Task prompt »
Your task is to copy every line of the entries that contains "BETONALIA".

Stored data »

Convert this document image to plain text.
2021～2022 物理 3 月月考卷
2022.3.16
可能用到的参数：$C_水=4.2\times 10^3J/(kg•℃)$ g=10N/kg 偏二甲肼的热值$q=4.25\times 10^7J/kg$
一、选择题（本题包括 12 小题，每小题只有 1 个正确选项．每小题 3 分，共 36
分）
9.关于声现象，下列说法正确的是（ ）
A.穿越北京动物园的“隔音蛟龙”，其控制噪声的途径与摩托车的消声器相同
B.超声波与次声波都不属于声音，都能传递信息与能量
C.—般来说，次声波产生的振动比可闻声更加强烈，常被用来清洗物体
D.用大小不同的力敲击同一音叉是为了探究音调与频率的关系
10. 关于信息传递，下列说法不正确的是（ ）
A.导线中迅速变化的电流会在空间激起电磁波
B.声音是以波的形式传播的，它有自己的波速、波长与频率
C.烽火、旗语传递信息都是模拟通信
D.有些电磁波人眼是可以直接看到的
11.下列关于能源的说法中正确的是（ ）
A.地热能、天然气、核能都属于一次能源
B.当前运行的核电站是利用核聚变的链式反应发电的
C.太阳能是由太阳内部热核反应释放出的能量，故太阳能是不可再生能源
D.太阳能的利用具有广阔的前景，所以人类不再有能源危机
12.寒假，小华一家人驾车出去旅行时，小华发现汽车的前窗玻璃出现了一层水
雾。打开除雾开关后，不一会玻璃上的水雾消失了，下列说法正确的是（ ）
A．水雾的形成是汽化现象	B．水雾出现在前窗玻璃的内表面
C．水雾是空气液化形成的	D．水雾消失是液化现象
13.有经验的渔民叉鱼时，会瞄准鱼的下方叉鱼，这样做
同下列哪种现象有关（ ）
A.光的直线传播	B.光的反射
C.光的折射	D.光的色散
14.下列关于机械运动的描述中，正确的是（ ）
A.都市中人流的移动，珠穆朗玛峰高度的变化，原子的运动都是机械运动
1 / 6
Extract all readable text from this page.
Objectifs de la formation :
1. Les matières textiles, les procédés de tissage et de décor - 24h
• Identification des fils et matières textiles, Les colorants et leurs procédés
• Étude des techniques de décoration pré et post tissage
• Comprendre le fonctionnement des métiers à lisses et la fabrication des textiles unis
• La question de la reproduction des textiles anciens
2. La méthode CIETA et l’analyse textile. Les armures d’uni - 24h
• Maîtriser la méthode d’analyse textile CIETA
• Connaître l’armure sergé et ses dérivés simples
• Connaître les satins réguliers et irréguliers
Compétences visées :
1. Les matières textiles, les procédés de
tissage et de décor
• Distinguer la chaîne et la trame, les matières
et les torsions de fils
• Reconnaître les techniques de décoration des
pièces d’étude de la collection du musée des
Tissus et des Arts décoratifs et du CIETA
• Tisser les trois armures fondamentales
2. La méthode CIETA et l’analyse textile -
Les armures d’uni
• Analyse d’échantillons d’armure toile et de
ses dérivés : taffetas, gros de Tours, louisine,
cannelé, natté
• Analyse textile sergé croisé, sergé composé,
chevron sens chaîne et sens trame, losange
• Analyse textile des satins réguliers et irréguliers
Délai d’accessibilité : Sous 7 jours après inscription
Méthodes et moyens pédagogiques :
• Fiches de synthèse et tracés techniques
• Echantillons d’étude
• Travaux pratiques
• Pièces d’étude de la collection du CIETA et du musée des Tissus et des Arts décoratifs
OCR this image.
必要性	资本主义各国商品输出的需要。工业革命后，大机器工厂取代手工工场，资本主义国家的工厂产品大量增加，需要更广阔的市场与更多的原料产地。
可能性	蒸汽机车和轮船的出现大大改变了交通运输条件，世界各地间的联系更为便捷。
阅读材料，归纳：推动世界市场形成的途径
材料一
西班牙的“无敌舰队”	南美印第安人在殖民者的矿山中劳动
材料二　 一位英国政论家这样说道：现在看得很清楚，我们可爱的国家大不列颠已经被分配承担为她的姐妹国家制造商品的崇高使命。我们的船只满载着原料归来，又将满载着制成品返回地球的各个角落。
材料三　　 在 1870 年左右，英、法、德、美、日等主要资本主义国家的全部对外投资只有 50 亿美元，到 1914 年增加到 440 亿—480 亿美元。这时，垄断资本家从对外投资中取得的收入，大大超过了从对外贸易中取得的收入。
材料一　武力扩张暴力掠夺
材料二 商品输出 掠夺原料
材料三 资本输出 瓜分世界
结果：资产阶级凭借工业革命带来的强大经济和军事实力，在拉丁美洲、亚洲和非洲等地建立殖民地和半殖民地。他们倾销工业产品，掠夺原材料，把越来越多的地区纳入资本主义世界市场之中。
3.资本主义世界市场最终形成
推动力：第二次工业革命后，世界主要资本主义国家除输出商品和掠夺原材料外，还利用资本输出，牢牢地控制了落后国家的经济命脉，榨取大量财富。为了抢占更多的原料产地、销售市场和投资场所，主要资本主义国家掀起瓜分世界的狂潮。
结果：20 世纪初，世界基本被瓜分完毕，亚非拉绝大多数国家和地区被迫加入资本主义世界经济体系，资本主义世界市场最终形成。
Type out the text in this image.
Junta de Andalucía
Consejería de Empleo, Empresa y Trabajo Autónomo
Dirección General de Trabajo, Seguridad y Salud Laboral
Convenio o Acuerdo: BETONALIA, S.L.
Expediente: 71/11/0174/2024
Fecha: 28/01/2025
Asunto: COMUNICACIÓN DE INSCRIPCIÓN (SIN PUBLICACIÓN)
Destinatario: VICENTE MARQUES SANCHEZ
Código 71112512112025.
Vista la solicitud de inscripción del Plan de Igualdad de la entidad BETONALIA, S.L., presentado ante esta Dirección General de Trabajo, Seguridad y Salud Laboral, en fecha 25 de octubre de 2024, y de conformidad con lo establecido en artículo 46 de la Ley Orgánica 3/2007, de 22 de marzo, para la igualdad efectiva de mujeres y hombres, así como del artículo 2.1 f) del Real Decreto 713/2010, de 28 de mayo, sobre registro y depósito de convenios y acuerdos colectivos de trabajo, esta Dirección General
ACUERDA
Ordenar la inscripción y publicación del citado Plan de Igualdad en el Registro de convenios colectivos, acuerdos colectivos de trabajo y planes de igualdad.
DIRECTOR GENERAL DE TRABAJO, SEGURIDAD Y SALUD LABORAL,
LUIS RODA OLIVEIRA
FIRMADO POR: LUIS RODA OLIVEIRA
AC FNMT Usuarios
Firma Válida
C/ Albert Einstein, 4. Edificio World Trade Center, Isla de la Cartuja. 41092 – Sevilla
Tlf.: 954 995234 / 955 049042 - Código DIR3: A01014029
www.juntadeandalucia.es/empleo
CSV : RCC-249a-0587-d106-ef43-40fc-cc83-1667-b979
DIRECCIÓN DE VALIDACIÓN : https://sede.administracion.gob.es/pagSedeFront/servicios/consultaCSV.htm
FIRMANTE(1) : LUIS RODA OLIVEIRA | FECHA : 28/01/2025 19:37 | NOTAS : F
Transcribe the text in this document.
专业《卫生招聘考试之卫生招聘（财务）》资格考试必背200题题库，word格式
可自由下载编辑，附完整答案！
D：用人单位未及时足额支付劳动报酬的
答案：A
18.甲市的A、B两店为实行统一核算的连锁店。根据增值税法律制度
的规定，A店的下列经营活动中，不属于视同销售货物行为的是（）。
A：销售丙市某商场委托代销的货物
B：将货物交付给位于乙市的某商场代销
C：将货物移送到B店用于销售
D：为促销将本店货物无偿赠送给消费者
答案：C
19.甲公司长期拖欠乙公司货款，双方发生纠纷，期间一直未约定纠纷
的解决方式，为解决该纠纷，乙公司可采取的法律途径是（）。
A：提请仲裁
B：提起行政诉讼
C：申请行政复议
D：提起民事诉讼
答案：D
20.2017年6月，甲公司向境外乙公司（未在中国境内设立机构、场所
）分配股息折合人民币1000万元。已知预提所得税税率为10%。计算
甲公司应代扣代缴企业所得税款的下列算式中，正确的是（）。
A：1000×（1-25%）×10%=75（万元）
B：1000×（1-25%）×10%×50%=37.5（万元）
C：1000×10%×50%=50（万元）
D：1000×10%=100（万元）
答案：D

Complete answer »
Convenio o Acuerdo: BETONALIA, S.L.
Vista la solicitud de inscripción del Plan de Igualdad de la entidad BETONALIA, S.L., presentado ante esta Dirección General de Trabajo, Seguridad y Salud Laboral, en fecha 25 de octubre de 2024, y de conformidad con lo establecido en artículo 46 de la Ley Orgánica 3/2007, de 22 de marzo, para la igualdad efectiva de mujeres y hombres, así como del artículo 2.1 f) del Real Decreto 713/2010, de 28 de mayo, sobre registro y depósito de convenios y acuerdos colectivos de trabajo, esta Dirección General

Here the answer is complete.